Start of Record list
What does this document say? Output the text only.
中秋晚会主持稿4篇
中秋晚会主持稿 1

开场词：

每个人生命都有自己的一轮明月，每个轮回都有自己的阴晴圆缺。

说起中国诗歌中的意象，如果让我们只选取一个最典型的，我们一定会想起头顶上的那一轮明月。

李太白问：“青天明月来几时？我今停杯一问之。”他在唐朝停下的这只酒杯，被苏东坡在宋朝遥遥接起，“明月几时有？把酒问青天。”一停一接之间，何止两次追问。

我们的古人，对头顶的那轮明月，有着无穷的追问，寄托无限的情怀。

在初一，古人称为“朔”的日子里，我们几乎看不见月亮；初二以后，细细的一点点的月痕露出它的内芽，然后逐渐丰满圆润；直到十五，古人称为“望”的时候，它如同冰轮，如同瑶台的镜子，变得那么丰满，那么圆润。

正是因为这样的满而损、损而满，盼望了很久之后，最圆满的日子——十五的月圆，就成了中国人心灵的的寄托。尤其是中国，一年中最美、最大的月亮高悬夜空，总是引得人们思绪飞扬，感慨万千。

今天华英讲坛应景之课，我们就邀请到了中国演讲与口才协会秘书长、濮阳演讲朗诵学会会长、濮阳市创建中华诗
End of Record list
### Problem details
Repeat the data above exactly.

### Answer to the task
What does this document say? Output the text only.
中秋晚会主持稿4篇
中秋晚会主持稿 1

开场词：

每个人生命都有自己的一轮明月，每个轮回都有自己的阴晴圆缺。

说起中国诗歌中的意象，如果让我们只选取一个最典型的，我们一定会想起头顶上的那一轮明月。

李太白问：“青天明月来几时？我今停杯一问之。”他在唐朝停下的这只酒杯，被苏东坡在宋朝遥遥接起，“明月几时有？把酒问青天。”一停一接之间，何止两次追问。

我们的古人，对头顶的那轮明月，有着无穷的追问，寄托无限的情怀。

在初一，古人称为“朔”的日子里，我们几乎看不见月亮；初二以后，细细的一点点的月痕露出它的内芽，然后逐渐丰满圆润；直到十五，古人称为“望”的时候，它如同冰轮，如同瑶台的镜子，变得那么丰满，那么圆润。

正是因为这样的满而损、损而满，盼望了很久之后，最圆满的日子——十五的月圆，就成了中国人心灵的的寄托。尤其是中国，一年中最美、最大的月亮高悬夜空，总是引得人们思绪飞扬，感慨万千。

今天华英讲坛应景之课，我们就邀请到了中国演讲与口才协会秘书长、濮阳演讲朗诵学会会长、濮阳市创建中华诗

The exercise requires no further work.